* _Written instruction_
Pull every line containing "parameters" from the entries.

* _Dataset extract_

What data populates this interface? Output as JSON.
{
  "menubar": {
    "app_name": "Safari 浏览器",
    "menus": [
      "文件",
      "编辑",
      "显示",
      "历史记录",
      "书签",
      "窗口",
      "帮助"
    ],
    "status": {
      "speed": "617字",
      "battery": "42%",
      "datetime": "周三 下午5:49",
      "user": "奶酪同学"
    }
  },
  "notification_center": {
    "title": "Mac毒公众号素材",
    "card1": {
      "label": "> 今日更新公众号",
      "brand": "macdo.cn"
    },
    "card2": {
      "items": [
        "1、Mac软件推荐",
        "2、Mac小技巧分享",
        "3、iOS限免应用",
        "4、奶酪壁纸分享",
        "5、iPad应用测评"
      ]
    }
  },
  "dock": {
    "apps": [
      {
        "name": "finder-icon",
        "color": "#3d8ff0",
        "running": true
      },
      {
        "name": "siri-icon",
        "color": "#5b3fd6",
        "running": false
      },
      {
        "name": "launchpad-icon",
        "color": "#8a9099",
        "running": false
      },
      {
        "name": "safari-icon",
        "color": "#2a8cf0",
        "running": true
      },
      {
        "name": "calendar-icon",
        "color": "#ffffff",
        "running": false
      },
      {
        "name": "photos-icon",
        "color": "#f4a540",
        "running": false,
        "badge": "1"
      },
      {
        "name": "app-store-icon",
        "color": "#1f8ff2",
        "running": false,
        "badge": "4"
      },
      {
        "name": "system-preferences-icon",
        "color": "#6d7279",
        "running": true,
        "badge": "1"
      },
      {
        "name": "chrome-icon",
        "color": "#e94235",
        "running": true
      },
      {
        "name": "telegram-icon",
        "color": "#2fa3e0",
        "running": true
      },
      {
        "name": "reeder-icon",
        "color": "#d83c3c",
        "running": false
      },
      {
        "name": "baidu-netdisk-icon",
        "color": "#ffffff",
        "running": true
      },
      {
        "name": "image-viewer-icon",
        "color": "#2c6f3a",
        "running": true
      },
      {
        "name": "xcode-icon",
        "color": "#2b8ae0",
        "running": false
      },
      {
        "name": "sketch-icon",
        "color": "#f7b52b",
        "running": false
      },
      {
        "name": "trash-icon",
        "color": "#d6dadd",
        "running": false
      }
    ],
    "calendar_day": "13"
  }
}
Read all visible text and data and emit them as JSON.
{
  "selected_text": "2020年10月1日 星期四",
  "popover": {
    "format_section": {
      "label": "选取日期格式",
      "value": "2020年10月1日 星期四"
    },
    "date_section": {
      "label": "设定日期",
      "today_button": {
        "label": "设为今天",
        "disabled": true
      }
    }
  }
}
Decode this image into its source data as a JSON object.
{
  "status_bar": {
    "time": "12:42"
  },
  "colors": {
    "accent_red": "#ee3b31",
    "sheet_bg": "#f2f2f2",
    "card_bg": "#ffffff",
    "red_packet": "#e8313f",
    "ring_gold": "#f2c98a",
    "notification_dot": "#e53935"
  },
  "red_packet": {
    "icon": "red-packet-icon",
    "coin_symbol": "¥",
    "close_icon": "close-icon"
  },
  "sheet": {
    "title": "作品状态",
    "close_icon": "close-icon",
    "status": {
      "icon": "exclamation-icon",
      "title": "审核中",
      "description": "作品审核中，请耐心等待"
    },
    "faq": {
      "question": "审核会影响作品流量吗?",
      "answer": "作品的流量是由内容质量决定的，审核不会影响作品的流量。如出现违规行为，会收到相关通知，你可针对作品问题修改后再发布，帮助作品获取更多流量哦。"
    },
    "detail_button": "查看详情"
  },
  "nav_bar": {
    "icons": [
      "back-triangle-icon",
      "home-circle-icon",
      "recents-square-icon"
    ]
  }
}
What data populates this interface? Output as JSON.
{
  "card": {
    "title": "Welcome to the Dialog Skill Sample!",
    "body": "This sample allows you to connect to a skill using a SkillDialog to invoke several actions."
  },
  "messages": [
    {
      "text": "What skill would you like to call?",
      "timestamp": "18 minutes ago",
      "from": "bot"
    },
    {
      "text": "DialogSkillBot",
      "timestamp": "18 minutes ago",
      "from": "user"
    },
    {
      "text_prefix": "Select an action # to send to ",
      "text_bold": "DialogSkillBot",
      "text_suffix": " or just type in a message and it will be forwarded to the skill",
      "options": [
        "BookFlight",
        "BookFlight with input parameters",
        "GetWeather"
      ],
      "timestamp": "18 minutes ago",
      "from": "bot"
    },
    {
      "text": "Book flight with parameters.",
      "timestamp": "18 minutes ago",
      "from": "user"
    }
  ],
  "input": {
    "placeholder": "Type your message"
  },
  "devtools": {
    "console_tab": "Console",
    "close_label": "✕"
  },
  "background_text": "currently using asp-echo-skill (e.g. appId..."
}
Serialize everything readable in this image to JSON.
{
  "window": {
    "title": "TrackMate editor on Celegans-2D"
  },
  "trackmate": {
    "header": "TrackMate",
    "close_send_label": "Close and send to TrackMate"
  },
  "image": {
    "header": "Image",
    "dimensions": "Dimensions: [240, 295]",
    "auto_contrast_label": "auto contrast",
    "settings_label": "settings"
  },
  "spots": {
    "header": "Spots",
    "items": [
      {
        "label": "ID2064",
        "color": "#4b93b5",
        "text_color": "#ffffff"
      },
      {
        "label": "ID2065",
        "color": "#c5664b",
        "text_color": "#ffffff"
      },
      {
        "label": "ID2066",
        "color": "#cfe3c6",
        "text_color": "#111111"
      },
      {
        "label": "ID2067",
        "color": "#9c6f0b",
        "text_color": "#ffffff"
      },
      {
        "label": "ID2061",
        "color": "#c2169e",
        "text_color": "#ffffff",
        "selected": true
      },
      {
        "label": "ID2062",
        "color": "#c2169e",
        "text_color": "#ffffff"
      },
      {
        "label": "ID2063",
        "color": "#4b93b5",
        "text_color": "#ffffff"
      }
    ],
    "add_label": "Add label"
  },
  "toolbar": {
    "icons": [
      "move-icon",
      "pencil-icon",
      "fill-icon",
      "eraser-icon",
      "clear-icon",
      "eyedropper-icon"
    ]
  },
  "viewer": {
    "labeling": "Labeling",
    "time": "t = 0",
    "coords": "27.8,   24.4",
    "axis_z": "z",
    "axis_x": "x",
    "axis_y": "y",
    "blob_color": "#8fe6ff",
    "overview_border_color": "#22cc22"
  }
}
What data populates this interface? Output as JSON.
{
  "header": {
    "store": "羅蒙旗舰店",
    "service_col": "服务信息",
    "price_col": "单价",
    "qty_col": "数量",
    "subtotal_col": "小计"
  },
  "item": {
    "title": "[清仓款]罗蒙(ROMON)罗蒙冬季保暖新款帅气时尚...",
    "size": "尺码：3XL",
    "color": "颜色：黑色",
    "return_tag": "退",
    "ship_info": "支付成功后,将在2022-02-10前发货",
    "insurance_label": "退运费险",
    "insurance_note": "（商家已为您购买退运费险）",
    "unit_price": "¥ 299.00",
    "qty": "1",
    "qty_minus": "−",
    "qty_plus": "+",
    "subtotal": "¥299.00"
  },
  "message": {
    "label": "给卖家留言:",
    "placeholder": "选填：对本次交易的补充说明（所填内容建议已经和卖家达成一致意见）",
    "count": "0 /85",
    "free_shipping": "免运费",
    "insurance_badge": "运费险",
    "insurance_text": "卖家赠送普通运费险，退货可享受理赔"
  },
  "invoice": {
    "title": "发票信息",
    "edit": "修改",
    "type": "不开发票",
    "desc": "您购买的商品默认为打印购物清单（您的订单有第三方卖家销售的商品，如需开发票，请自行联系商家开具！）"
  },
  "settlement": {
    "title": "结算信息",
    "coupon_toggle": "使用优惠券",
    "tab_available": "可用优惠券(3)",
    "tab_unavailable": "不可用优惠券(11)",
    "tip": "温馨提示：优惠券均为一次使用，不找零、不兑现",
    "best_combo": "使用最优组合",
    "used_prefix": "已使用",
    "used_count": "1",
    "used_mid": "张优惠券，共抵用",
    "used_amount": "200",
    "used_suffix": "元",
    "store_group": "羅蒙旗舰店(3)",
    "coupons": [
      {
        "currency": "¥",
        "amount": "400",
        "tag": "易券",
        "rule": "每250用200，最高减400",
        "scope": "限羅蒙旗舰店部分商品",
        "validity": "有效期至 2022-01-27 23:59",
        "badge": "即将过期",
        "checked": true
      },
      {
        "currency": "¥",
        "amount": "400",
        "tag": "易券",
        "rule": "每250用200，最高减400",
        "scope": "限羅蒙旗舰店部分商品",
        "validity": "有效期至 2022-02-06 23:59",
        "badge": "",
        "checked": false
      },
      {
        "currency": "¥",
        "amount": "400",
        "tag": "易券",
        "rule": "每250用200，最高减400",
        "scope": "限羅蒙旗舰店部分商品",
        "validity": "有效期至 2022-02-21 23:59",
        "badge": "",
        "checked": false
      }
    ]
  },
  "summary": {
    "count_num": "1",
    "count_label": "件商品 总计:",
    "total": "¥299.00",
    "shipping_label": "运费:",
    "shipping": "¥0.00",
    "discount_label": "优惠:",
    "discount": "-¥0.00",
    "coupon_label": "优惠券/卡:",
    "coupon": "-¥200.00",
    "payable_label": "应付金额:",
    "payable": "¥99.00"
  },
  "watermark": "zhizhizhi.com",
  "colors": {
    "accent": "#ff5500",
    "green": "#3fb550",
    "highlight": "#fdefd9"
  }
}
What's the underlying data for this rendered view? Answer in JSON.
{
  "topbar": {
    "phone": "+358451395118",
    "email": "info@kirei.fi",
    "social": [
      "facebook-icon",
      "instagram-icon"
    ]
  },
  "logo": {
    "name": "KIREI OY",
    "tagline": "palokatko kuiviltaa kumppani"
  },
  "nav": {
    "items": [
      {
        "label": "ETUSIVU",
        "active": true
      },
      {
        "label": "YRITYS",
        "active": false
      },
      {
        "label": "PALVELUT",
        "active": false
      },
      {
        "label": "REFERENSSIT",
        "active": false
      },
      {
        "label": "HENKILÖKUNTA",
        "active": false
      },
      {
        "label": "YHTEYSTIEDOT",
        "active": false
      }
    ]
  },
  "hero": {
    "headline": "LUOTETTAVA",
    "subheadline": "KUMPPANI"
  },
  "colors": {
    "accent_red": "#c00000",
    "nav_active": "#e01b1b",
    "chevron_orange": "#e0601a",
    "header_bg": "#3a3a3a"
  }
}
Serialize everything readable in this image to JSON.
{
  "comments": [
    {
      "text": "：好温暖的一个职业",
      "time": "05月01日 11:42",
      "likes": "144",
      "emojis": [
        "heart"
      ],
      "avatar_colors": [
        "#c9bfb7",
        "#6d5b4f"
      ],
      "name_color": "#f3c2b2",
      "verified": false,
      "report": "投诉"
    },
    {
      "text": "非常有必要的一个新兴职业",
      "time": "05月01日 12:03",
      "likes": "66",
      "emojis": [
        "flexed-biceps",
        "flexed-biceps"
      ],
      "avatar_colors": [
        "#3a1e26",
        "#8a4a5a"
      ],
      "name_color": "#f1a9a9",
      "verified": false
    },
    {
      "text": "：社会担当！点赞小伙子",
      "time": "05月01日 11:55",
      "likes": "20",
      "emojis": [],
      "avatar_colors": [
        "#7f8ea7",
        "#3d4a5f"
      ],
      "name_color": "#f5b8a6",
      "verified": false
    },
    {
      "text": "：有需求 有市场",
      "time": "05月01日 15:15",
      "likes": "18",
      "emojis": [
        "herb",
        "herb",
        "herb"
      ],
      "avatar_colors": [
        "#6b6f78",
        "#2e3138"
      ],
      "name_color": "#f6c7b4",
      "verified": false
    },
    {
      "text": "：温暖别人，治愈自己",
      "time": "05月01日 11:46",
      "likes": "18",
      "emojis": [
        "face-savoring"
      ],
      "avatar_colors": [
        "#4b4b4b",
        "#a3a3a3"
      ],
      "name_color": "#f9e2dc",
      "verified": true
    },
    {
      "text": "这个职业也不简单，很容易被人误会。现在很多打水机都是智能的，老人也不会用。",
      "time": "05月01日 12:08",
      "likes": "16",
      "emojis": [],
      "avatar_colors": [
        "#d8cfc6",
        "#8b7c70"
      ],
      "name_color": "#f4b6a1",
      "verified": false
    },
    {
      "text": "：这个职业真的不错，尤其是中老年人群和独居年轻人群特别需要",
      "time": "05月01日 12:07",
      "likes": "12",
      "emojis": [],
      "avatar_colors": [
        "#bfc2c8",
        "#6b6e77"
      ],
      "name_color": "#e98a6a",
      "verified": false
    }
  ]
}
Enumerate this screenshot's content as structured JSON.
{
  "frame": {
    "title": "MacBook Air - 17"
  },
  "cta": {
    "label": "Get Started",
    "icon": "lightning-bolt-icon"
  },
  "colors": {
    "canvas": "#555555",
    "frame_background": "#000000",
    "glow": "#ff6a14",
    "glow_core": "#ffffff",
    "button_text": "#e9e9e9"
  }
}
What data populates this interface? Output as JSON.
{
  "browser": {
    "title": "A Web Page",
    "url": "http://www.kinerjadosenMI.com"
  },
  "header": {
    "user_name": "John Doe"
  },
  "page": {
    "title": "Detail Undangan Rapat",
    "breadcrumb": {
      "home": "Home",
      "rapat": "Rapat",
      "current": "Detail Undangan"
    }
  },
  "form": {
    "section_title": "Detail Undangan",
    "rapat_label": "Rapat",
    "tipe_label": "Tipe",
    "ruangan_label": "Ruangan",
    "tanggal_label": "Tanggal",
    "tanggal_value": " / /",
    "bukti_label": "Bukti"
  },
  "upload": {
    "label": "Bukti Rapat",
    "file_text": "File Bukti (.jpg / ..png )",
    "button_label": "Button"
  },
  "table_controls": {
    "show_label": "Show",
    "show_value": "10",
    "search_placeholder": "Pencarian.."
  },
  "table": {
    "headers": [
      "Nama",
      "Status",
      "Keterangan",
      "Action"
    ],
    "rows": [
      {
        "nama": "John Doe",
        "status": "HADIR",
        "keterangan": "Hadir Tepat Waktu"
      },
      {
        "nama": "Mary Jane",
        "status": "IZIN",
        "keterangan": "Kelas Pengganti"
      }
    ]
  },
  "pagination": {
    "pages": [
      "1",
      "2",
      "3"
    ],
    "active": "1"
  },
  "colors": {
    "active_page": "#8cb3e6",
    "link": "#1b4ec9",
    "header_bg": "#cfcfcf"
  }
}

* _Answer to this exercise_
        "BookFlight with input parameters",
      "text": "Book flight with parameters.",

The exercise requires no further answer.